_Set exercise_:
Reproduce the entries below in full, word for word.

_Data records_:
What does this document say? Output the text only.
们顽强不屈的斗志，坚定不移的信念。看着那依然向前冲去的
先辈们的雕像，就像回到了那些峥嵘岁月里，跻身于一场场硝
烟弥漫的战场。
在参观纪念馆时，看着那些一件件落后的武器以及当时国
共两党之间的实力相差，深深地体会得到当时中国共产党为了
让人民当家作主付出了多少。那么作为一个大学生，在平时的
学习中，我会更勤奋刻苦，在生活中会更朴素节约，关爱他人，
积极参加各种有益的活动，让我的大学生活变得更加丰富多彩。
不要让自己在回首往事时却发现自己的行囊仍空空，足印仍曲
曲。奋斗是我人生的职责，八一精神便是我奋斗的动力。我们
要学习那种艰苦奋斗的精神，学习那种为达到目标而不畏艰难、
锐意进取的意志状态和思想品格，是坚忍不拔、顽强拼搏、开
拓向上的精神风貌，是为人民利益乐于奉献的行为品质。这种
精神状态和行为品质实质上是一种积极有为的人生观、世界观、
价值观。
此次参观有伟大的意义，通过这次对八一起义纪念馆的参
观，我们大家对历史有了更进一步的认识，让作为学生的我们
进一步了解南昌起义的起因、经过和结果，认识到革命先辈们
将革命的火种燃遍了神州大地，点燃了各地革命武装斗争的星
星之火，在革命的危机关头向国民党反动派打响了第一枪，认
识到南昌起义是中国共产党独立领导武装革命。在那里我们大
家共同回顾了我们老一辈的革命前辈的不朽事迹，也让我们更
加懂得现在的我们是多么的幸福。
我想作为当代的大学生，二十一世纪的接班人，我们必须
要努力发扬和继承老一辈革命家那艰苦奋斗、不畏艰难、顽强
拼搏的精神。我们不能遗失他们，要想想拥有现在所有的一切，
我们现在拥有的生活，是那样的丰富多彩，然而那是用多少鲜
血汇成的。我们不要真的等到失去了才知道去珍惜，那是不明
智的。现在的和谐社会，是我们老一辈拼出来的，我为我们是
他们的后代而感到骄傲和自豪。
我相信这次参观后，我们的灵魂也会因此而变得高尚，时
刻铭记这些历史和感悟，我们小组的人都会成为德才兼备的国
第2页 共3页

_Answer to this task_:
What does this document say? Output the text only.
们顽强不屈的斗志，坚定不移的信念。看着那依然向前冲去的
先辈们的雕像，就像回到了那些峥嵘岁月里，跻身于一场场硝
烟弥漫的战场。
在参观纪念馆时，看着那些一件件落后的武器以及当时国
共两党之间的实力相差，深深地体会得到当时中国共产党为了
让人民当家作主付出了多少。那么作为一个大学生，在平时的
学习中，我会更勤奋刻苦，在生活中会更朴素节约，关爱他人，
积极参加各种有益的活动，让我的大学生活变得更加丰富多彩。
不要让自己在回首往事时却发现自己的行囊仍空空，足印仍曲
曲。奋斗是我人生的职责，八一精神便是我奋斗的动力。我们
要学习那种艰苦奋斗的精神，学习那种为达到目标而不畏艰难、
锐意进取的意志状态和思想品格，是坚忍不拔、顽强拼搏、开
拓向上的精神风貌，是为人民利益乐于奉献的行为品质。这种
精神状态和行为品质实质上是一种积极有为的人生观、世界观、
价值观。
此次参观有伟大的意义，通过这次对八一起义纪念馆的参
观，我们大家对历史有了更进一步的认识，让作为学生的我们
进一步了解南昌起义的起因、经过和结果，认识到革命先辈们
将革命的火种燃遍了神州大地，点燃了各地革命武装斗争的星
星之火，在革命的危机关头向国民党反动派打响了第一枪，认
识到南昌起义是中国共产党独立领导武装革命。在那里我们大
家共同回顾了我们老一辈的革命前辈的不朽事迹，也让我们更
加懂得现在的我们是多么的幸福。
我想作为当代的大学生，二十一世纪的接班人，我们必须
要努力发扬和继承老一辈革命家那艰苦奋斗、不畏艰难、顽强
拼搏的精神。我们不能遗失他们，要想想拥有现在所有的一切，
我们现在拥有的生活，是那样的丰富多彩，然而那是用多少鲜
血汇成的。我们不要真的等到失去了才知道去珍惜，那是不明
智的。现在的和谐社会，是我们老一辈拼出来的，我为我们是
他们的后代而感到骄傲和自豪。
我相信这次参观后，我们的灵魂也会因此而变得高尚，时
刻铭记这些历史和感悟，我们小组的人都会成为德才兼备的国
第2页 共3页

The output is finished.